Problem details =
Using the entries that follow, state how many lines contain the word "this". The response is that number and nothing more.

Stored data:
○ ○ ○ ○

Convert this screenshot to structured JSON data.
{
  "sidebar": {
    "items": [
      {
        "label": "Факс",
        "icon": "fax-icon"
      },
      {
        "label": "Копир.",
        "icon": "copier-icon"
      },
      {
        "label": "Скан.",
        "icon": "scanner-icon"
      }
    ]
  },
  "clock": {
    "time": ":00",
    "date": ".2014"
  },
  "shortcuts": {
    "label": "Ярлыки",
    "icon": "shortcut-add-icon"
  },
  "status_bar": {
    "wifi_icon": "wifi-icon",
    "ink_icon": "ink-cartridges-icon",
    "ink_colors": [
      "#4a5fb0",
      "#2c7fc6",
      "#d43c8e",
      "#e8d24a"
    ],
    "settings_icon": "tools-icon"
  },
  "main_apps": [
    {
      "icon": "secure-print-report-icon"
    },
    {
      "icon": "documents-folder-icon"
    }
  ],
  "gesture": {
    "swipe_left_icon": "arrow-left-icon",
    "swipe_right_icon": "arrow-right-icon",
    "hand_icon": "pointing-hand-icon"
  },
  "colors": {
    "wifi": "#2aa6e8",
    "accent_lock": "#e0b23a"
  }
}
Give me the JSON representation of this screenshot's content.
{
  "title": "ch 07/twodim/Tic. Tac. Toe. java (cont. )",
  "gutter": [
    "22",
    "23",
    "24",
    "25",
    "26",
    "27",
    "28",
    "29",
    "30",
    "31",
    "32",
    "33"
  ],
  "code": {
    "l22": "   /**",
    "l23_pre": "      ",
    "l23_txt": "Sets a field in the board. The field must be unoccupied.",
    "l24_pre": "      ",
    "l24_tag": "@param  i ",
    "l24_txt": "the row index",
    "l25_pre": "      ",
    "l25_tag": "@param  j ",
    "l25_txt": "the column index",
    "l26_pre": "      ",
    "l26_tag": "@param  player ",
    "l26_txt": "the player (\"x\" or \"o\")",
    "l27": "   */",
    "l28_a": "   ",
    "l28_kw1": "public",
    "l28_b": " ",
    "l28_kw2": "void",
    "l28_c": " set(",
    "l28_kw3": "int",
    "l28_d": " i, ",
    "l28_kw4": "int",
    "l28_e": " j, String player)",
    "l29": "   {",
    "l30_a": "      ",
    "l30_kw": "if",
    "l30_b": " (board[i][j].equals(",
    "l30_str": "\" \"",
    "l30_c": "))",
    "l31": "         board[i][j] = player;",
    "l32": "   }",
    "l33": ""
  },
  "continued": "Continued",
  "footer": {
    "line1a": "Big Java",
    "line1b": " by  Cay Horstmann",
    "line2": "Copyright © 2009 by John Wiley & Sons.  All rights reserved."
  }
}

○ ○ ○ ○

Completed task =
2